SOAL LATIHAN A:
Jawablah pertanyaan berikut berdasarkan teks tentang kelompok yang selamat.
(i) Dalam empat bidang apa kelompok yang selamat berpegang kepada ajaran Nabi?
(ii) Dalam bidang akidah, kelompok ini berpegang teguh kepada petunjuk apa?
(iii) Menurut bagian tentang ibadah, apa yang tidak mereka buat dalam agama Allah?
SOAL LATIHAN B: Salinlah dengan tepat bagian teks tentang kelompok yang selamat, mulai dari "Dalam urusan ibadah" sampai dengan "yang terpuji lainnya.".

KUTIPAN TEKS:
• • • • • • •

Apa ciri-ciri dari kelompok yang selamat itu? Apakah jika tidak memenuhi ciri-ciri tersebut dapat mengeluarkan manusia dari kelompok yang selamat ini?
Jawaban:
Ciri-ciri utama bagi kelompok yang selamat itu adalah berpegang kepada ajaran Nabi Shallallahu Alahi wa Sallam dalam bidang akidah, ibadah, akhlak dan mua'malah. Keempat masalah itulah yang menjadi ciri bagi kelompok yang selamat itu. Penjelasannya adalah sebagai berikut:
Dalam bidang akidah kelompok ini berpegang teguh kepada petunjuk Kitabullah dan Sunnah Rasul-Nya dengan bertauhid murni dalam tauhid uluhiyah, rububiyah maupun tauhid asma dan sifat.
Dalam urusan ibadah kelompok ini memiliki keistimewaan: senantiasa berpegang teguh secara sempurna dan menerapkannya seperti yang diajarkan Nabi Shallallahu Alahi wa Sallam ; baik dalam jenis, sifat, ukuran, waktu, tempat, maupun sebab-sebabnya. Maka dari itu, Anda dapati mereka tidak membuat bid'ah dalam agama Allah tetapi mereka sangat beradab dihadapan Allah dan Rasul-Nya, tidak menghadap Allah dan Rasul-Nya dengan memasukkan sesuatu yang tidak diizinkan ke dalam masalah ibadah.
Dalam urusan akhlak, Anda dapati mereka berbeda dengan yang lain, karena akhlak mereka yang baik kepada sesama muslim, lapang dada, berwajah manis, sopan bicaranya, mulia, pemberani dan masih banyak lagi akhlak-akhlak mereka yang terpuji lainnya.

• • • • • • •

DAFTAR CATATAN:
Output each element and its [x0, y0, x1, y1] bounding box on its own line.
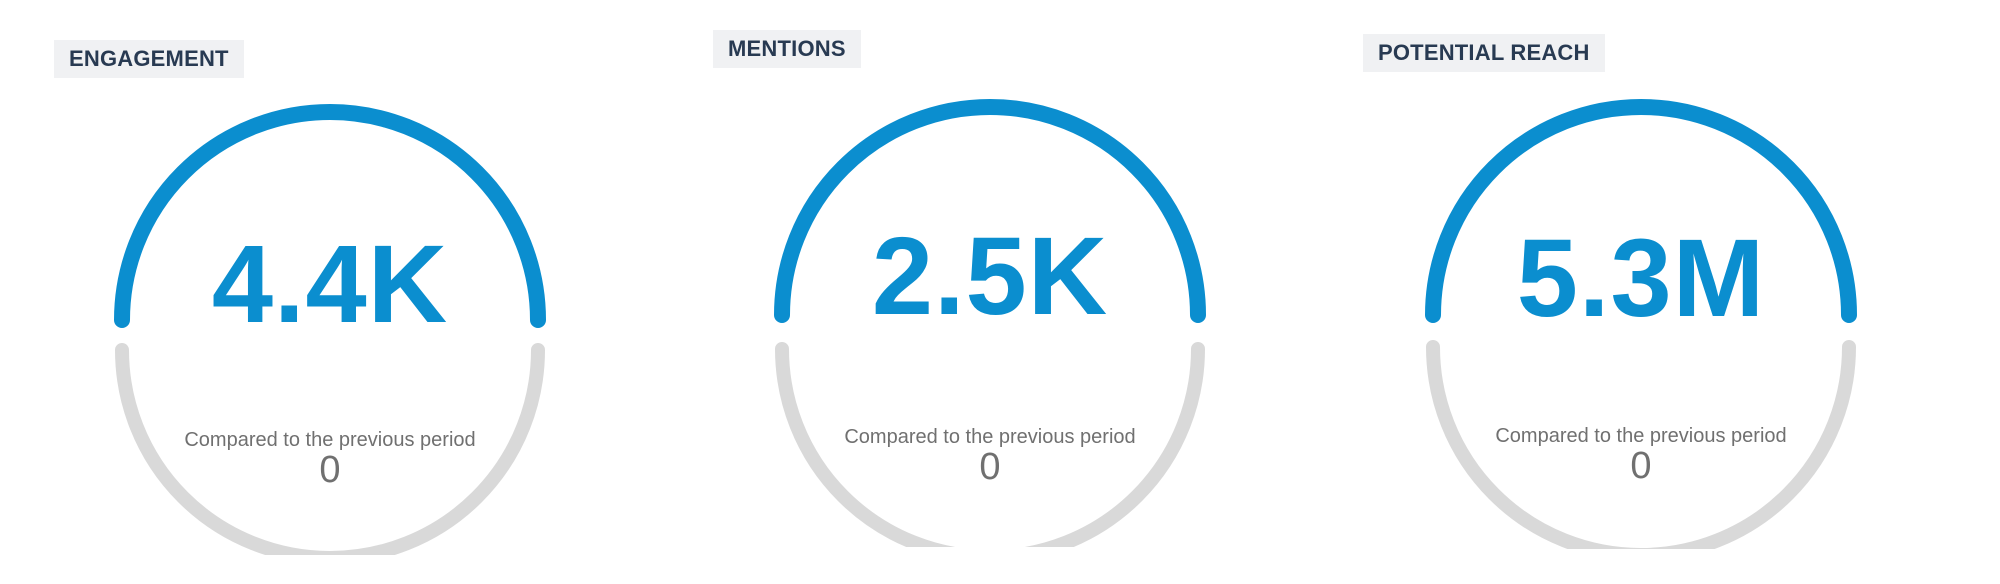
compare-label: Compared to the previous period: [184, 429, 476, 451]
metric-gauge: 4.4K Compared to the previous period 0: [100, 95, 560, 555]
metric-card-mentions: MENTIONS 2.5K Compared to the previous p…: [660, 0, 1260, 584]
gauge-track-arc: [775, 342, 1205, 547]
compare-value: 0: [1630, 445, 1652, 487]
gauge-track-arc: [115, 343, 545, 555]
metric-title: MENTIONS: [713, 30, 861, 68]
compare-label: Compared to the previous period: [1495, 425, 1787, 447]
gauge-value-arc: [114, 104, 546, 328]
metric-value: 5.3M: [1516, 217, 1766, 340]
compare-label: Compared to the previous period: [844, 426, 1136, 448]
gauge-value-arc: [774, 99, 1206, 323]
gauge-track-arc: [1426, 340, 1856, 549]
compare-value: 0: [979, 446, 1001, 488]
metric-gauge: 5.3M Compared to the previous period 0: [1411, 89, 1871, 549]
metric-card-engagement: ENGAGEMENT 4.4K Compared to the previous…: [0, 0, 600, 584]
metric-value: 2.5K: [871, 215, 1109, 338]
metric-card-potential-reach: POTENTIAL REACH 5.3M Compared to the pre…: [1310, 0, 1910, 584]
gauge-value-arc: [1425, 99, 1857, 323]
metric-title: POTENTIAL REACH: [1363, 34, 1605, 72]
metric-title: ENGAGEMENT: [54, 40, 244, 78]
metric-gauge: 2.5K Compared to the previous period 0: [760, 87, 1220, 547]
metric-value: 4.4K: [211, 223, 449, 346]
compare-value: 0: [319, 449, 341, 491]
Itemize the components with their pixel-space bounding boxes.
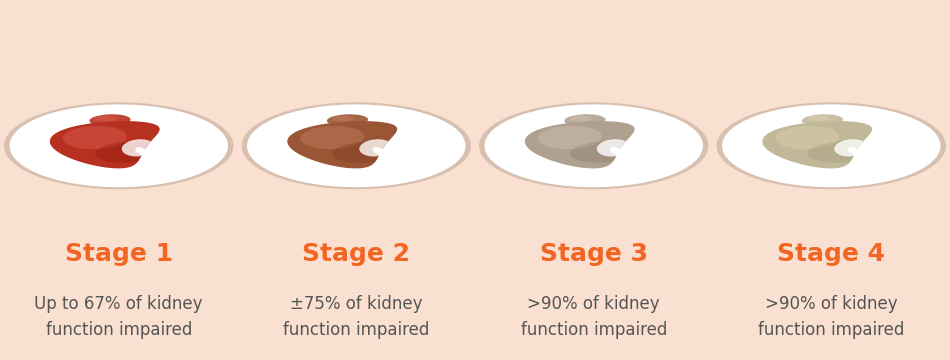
Circle shape: [716, 102, 946, 189]
FancyArrowPatch shape: [379, 150, 403, 176]
Ellipse shape: [775, 126, 840, 149]
Polygon shape: [287, 121, 397, 168]
Ellipse shape: [834, 139, 867, 157]
Text: >90% of kidney
function impaired: >90% of kidney function impaired: [521, 294, 667, 339]
Circle shape: [241, 102, 471, 189]
FancyArrowPatch shape: [617, 150, 640, 176]
Polygon shape: [762, 121, 872, 168]
Circle shape: [10, 104, 228, 187]
Ellipse shape: [332, 141, 402, 163]
Circle shape: [247, 104, 466, 187]
Ellipse shape: [95, 115, 117, 122]
Text: ±75% of kidney
function impaired: ±75% of kidney function impaired: [283, 294, 429, 339]
Ellipse shape: [538, 126, 602, 149]
Ellipse shape: [802, 114, 843, 126]
FancyArrowPatch shape: [139, 150, 162, 176]
Ellipse shape: [597, 139, 630, 157]
Circle shape: [4, 102, 234, 189]
Ellipse shape: [95, 141, 164, 163]
Circle shape: [484, 104, 703, 187]
Ellipse shape: [359, 139, 392, 157]
Polygon shape: [49, 121, 160, 168]
Ellipse shape: [570, 115, 592, 122]
Ellipse shape: [564, 114, 605, 126]
FancyArrowPatch shape: [376, 150, 400, 176]
Polygon shape: [524, 121, 635, 168]
Ellipse shape: [327, 114, 368, 126]
Ellipse shape: [122, 139, 155, 157]
FancyArrowPatch shape: [854, 150, 878, 176]
Text: Up to 67% of kidney
function impaired: Up to 67% of kidney function impaired: [34, 294, 203, 339]
Ellipse shape: [570, 141, 639, 163]
Ellipse shape: [332, 115, 354, 122]
Ellipse shape: [300, 126, 365, 149]
Text: Stage 4: Stage 4: [777, 242, 885, 266]
Ellipse shape: [63, 126, 127, 149]
Ellipse shape: [808, 115, 829, 122]
FancyArrowPatch shape: [614, 150, 637, 176]
Ellipse shape: [808, 141, 877, 163]
Text: Stage 1: Stage 1: [65, 242, 173, 266]
Circle shape: [479, 102, 709, 189]
Circle shape: [722, 104, 940, 187]
FancyArrowPatch shape: [142, 150, 165, 176]
Text: >90% of kidney
function impaired: >90% of kidney function impaired: [758, 294, 904, 339]
Text: Stage 3: Stage 3: [540, 242, 648, 266]
Text: Stage 2: Stage 2: [302, 242, 410, 266]
FancyArrowPatch shape: [851, 150, 875, 176]
Ellipse shape: [89, 114, 130, 126]
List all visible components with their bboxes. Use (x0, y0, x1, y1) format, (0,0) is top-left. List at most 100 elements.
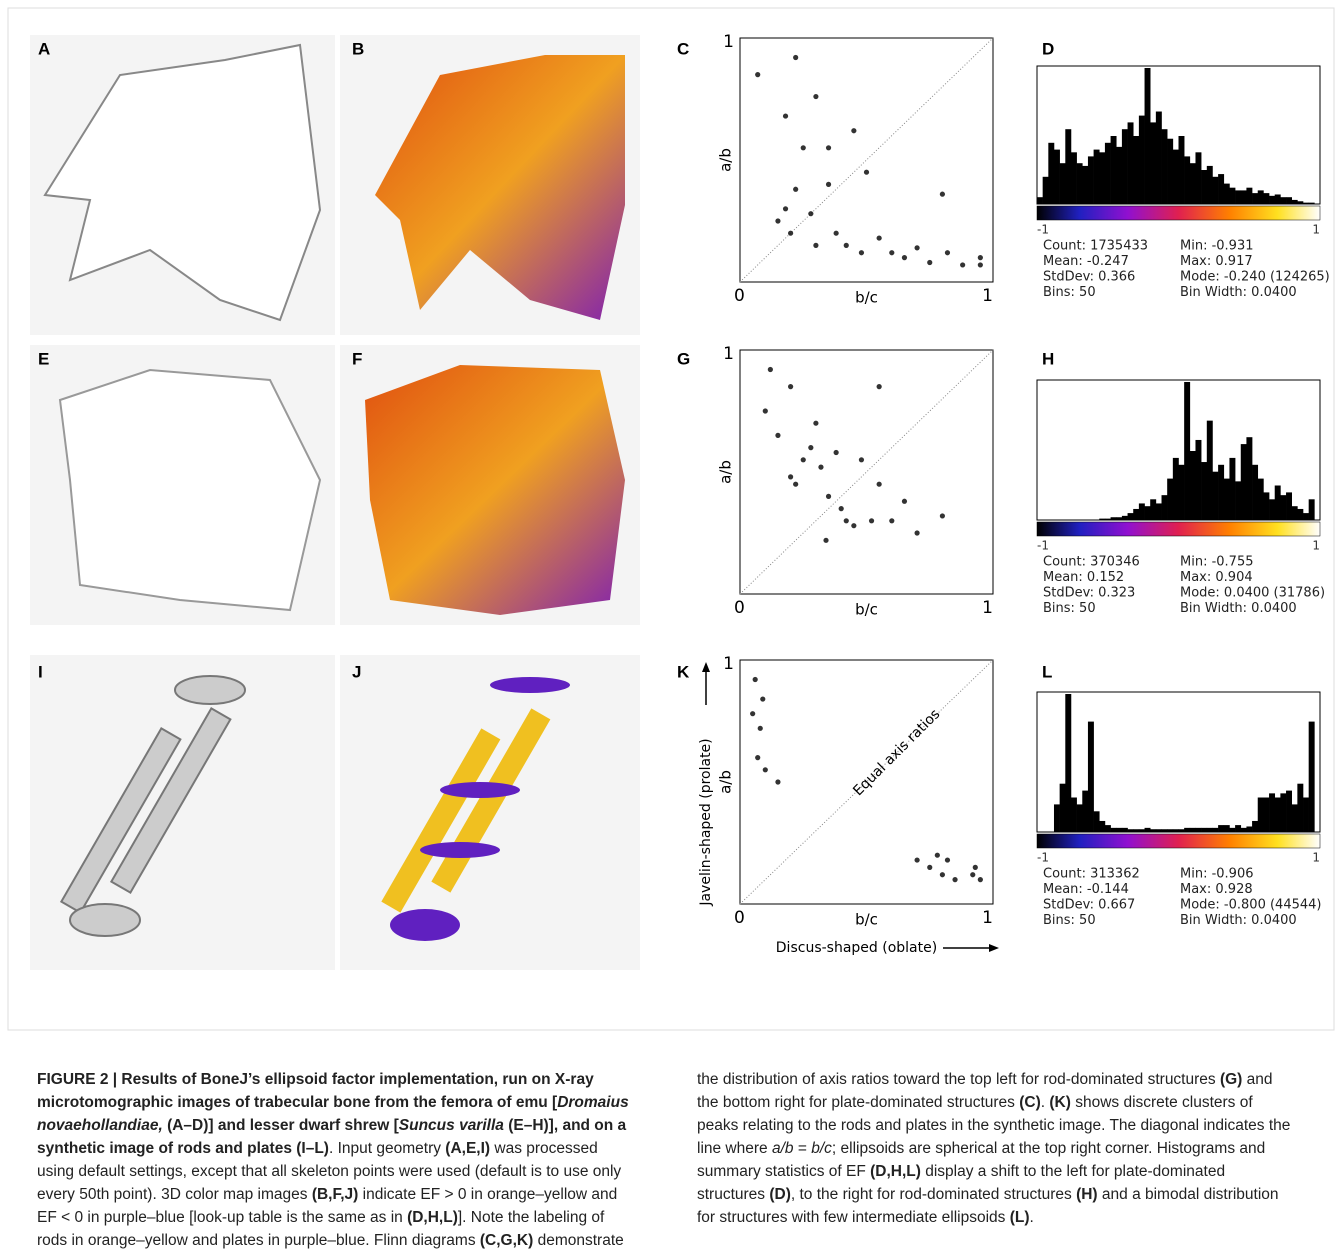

• • • • • • •

KUNCI JAWABAN A:
(i) Akidah, ibadah, akhlak, dan mua'malah.
(ii) Petunjuk Kitabullah dan Sunnah Rasul-Nya.
(iii) Bid'ah.

KUNCI JAWABAN B:
Dalam urusan ibadah kelompok ini memiliki keistimewaan: senantiasa berpegang teguh secara sempurna dan menerapkannya seperti yang diajarkan Nabi Shallallahu Alahi wa Sallam ; baik dalam jenis, sifat, ukuran, waktu, tempat, maupun sebab-sebabnya. Maka dari itu, Anda dapati mereka tidak membuat bid'ah dalam agama Allah tetapi mereka sangat beradab dihadapan Allah dan Rasul-Nya, tidak menghadap Allah dan Rasul-Nya dengan memasukkan sesuatu yang tidak diizinkan ke dalam masalah ibadah.
Dalam urusan akhlak, Anda dapati mereka berbeda dengan yang lain, karena akhlak mereka yang baik kepada sesama muslim, lapang dada, berwajah manis, sopan bicaranya, mulia, pemberani dan masih banyak lagi akhlak-akhlak mereka yang terpuji lainnya.